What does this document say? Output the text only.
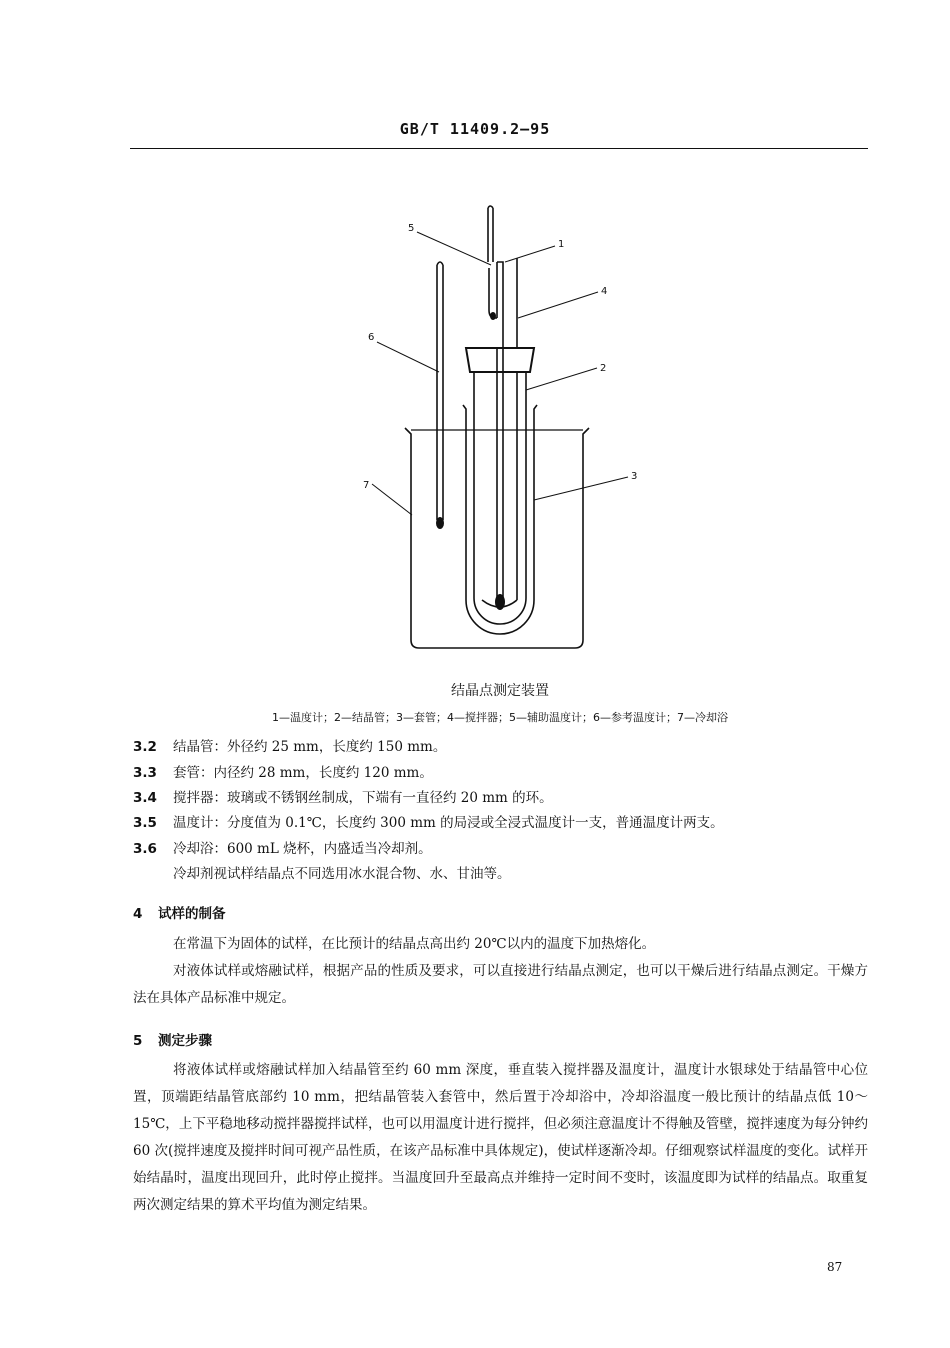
GB/T 11409.2—95
5
1
4
6
2
3
7
结晶点测定装置
1—温度计；2—结晶管；3—套管；4—搅拌器；5—辅助温度计；6—参考温度计；7—冷却浴
3.2 结晶管：外径约 25 mm，长度约 150 mm。
3.3 套管：内径约 28 mm，长度约 120 mm。
3.4 搅拌器：玻璃或不锈钢丝制成，下端有一直径约 20 mm 的环。
3.5 温度计：分度值为 0.1℃，长度约 300 mm 的局浸或全浸式温度计一支，普通温度计两支。
3.6 冷却浴：600 mL 烧杯，内盛适当冷却剂。
冷却剂视试样结晶点不同选用冰水混合物、水、甘油等。
4 试样的制备
在常温下为固体的试样，在比预计的结晶点高出约 20℃以内的温度下加热熔化。
对液体试样或熔融试样，根据产品的性质及要求，可以直接进行结晶点测定，也可以干燥后进行结晶点测定。干燥方法在具体产品标准中规定。
5 测定步骤
将液体试样或熔融试样加入结晶管至约 60 mm 深度，垂直装入搅拌器及温度计，温度计水银球处于结晶管中心位置，顶端距结晶管底部约 10 mm，把结晶管装入套管中，然后置于冷却浴中，冷却浴温度一般比预计的结晶点低 10～15℃，上下平稳地移动搅拌器搅拌试样，也可以用温度计进行搅拌，但必须注意温度计不得触及管壁，搅拌速度为每分钟约 60 次(搅拌速度及搅拌时间可视产品性质，在该产品标准中具体规定)，使试样逐渐冷却。仔细观察试样温度的变化。试样开始结晶时，温度出现回升，此时停止搅拌。当温度回升至最高点并维持一定时间不变时，该温度即为试样的结晶点。取重复两次测定结果的算术平均值为测定结果。
87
----
Write the records out again in full, exactly, and skip every picture.

**Reply**:
What does this document say? Output the text only.
GB/T 11409.2—95
5
1
4
6
2
3
7
结晶点测定装置
1—温度计；2—结晶管；3—套管；4—搅拌器；5—辅助温度计；6—参考温度计；7—冷却浴
3.2 结晶管：外径约 25 mm，长度约 150 mm。
3.3 套管：内径约 28 mm，长度约 120 mm。
3.4 搅拌器：玻璃或不锈钢丝制成，下端有一直径约 20 mm 的环。
3.5 温度计：分度值为 0.1℃，长度约 300 mm 的局浸或全浸式温度计一支，普通温度计两支。
3.6 冷却浴：600 mL 烧杯，内盛适当冷却剂。
冷却剂视试样结晶点不同选用冰水混合物、水、甘油等。
4 试样的制备
在常温下为固体的试样，在比预计的结晶点高出约 20℃以内的温度下加热熔化。
对液体试样或熔融试样，根据产品的性质及要求，可以直接进行结晶点测定，也可以干燥后进行结晶点测定。干燥方法在具体产品标准中规定。
5 测定步骤
将液体试样或熔融试样加入结晶管至约 60 mm 深度，垂直装入搅拌器及温度计，温度计水银球处于结晶管中心位置，顶端距结晶管底部约 10 mm，把结晶管装入套管中，然后置于冷却浴中，冷却浴温度一般比预计的结晶点低 10～15℃，上下平稳地移动搅拌器搅拌试样，也可以用温度计进行搅拌，但必须注意温度计不得触及管壁，搅拌速度为每分钟约 60 次(搅拌速度及搅拌时间可视产品性质，在该产品标准中具体规定)，使试样逐渐冷却。仔细观察试样温度的变化。试样开始结晶时，温度出现回升，此时停止搅拌。当温度回升至最高点并维持一定时间不变时，该温度即为试样的结晶点。取重复两次测定结果的算术平均值为测定结果。
87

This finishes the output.